▶ [Brief]
Search the data for the string "xlabel", and report each line where it is found.

▶ [Figure record listings]
=-=-=

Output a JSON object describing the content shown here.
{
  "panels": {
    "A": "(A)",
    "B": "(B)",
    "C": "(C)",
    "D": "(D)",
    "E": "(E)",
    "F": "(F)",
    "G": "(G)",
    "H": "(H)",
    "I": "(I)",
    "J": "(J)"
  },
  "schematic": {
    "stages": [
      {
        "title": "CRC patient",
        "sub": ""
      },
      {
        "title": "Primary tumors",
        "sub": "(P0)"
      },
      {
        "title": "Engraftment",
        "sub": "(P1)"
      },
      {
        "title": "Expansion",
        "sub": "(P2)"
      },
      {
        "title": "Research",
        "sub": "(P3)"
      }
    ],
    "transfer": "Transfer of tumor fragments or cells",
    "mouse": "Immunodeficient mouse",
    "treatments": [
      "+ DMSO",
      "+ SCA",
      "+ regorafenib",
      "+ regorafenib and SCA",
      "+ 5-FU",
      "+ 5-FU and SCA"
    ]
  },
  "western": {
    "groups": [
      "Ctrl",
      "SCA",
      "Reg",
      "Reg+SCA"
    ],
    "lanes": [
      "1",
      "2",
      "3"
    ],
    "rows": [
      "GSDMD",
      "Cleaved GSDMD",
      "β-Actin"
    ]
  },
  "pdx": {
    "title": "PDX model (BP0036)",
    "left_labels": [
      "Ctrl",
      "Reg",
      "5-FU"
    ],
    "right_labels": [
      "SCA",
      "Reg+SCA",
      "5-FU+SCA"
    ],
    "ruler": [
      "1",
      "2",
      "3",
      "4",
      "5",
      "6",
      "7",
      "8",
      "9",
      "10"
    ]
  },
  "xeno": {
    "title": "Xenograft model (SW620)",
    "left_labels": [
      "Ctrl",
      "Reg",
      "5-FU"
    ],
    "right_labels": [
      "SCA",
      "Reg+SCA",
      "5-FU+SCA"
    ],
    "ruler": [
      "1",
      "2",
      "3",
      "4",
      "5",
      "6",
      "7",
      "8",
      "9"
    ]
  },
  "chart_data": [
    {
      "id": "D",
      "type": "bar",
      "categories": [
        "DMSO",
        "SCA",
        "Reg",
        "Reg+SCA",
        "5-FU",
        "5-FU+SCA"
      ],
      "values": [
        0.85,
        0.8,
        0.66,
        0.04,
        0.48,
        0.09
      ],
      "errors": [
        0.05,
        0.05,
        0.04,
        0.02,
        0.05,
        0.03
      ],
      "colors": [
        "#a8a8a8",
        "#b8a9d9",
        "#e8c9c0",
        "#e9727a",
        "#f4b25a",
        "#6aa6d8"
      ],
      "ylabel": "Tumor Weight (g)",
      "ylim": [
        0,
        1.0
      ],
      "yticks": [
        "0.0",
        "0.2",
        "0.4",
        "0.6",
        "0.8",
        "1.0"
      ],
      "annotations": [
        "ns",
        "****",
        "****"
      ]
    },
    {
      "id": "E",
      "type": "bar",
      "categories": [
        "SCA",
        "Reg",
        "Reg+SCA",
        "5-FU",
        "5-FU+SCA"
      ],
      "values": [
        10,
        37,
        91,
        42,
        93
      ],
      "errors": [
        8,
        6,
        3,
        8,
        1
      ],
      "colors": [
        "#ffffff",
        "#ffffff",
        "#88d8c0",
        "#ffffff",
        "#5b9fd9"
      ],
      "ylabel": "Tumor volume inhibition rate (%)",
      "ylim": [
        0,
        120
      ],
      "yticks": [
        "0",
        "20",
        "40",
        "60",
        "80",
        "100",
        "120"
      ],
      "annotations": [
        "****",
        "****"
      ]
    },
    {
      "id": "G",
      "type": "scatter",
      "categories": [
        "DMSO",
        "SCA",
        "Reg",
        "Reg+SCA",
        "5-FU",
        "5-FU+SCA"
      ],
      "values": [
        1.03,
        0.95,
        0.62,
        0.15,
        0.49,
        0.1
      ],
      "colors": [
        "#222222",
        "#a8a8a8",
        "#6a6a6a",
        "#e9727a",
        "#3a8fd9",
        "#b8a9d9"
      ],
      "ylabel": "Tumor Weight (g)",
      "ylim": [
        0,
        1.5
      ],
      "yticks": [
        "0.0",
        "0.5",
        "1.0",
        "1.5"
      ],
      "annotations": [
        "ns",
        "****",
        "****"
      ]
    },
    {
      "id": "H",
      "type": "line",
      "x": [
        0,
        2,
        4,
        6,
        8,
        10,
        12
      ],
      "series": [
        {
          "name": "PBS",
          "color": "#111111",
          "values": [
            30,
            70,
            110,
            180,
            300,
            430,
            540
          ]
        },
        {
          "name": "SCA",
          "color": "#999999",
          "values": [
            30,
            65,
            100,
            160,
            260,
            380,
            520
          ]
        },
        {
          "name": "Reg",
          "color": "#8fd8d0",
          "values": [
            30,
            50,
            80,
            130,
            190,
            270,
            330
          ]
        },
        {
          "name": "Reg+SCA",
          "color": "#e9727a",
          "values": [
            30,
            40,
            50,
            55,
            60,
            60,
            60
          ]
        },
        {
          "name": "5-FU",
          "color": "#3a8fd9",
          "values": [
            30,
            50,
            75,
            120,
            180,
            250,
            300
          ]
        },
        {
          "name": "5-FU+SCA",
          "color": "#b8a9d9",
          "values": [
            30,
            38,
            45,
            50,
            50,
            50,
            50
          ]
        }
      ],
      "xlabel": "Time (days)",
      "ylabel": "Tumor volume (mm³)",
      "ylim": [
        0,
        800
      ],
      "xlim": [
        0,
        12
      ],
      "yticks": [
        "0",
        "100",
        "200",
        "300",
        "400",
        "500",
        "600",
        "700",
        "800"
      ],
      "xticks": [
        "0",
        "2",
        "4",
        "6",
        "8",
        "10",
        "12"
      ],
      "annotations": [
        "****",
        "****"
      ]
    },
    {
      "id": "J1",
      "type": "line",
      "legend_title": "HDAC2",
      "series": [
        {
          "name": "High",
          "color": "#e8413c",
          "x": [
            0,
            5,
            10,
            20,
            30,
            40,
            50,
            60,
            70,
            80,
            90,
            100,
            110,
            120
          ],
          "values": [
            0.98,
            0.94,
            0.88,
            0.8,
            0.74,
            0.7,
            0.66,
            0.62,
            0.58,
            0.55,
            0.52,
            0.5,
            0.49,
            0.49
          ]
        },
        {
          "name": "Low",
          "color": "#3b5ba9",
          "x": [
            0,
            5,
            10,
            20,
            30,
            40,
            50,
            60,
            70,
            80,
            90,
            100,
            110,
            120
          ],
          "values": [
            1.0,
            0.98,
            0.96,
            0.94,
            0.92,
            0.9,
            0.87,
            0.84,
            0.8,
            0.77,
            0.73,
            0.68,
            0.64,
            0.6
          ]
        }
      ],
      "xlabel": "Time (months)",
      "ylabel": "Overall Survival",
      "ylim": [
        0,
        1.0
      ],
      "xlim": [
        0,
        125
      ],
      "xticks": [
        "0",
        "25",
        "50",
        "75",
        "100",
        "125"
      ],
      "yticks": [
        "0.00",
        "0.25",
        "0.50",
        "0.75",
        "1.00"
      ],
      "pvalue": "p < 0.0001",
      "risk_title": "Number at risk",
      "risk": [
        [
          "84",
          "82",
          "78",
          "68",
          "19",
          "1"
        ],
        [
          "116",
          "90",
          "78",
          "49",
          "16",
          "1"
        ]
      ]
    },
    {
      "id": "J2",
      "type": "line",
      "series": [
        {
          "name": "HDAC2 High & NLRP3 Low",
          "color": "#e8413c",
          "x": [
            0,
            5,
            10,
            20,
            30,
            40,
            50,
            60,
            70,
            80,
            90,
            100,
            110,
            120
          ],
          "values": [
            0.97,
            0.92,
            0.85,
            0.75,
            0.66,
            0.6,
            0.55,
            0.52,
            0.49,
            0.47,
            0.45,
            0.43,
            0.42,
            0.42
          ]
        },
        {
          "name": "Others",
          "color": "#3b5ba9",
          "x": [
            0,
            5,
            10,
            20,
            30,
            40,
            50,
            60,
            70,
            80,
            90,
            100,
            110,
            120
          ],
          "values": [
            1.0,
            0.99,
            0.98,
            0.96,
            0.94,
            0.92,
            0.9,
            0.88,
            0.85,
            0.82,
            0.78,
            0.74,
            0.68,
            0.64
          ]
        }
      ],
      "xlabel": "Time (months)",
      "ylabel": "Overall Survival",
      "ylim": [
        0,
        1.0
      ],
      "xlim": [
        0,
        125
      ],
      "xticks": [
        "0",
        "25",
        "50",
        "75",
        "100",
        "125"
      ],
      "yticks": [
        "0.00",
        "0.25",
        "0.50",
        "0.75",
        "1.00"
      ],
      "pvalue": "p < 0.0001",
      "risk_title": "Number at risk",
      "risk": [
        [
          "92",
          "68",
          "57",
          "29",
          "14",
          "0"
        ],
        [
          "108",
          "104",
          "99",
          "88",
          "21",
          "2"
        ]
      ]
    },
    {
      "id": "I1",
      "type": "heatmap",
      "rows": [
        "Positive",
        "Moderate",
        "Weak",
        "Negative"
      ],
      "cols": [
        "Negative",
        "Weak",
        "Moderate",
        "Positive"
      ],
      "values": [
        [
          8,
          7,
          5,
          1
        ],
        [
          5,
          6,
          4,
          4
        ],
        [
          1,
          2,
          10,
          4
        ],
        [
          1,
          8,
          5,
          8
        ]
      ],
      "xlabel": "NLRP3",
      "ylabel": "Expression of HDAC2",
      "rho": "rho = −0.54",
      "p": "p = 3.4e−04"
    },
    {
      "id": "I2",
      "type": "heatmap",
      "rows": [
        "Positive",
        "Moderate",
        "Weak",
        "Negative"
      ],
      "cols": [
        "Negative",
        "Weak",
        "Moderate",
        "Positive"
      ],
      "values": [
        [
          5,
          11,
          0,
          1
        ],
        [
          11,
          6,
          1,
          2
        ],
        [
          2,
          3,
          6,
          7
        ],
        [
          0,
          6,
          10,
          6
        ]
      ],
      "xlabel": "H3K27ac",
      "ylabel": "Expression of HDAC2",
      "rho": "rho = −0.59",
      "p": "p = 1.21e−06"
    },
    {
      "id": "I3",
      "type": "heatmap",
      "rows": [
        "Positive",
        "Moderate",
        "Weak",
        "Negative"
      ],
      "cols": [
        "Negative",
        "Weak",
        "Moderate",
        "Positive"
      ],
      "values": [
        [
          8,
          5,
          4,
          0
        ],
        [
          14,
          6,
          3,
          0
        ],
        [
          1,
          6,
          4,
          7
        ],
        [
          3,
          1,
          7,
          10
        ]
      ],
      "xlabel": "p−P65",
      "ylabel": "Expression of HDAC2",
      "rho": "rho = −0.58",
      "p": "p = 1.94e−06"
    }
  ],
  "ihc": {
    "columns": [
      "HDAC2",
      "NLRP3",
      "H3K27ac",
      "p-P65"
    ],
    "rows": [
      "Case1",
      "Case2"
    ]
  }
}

=-=-=

▶ [Exercise output]
      "xlabel": "Time (days)",
      "xlabel": "Time (months)",
      "xlabel": "Time (months)",
      "xlabel": "NLRP3",
      "xlabel": "H3K27ac",
      "xlabel": "p−P65",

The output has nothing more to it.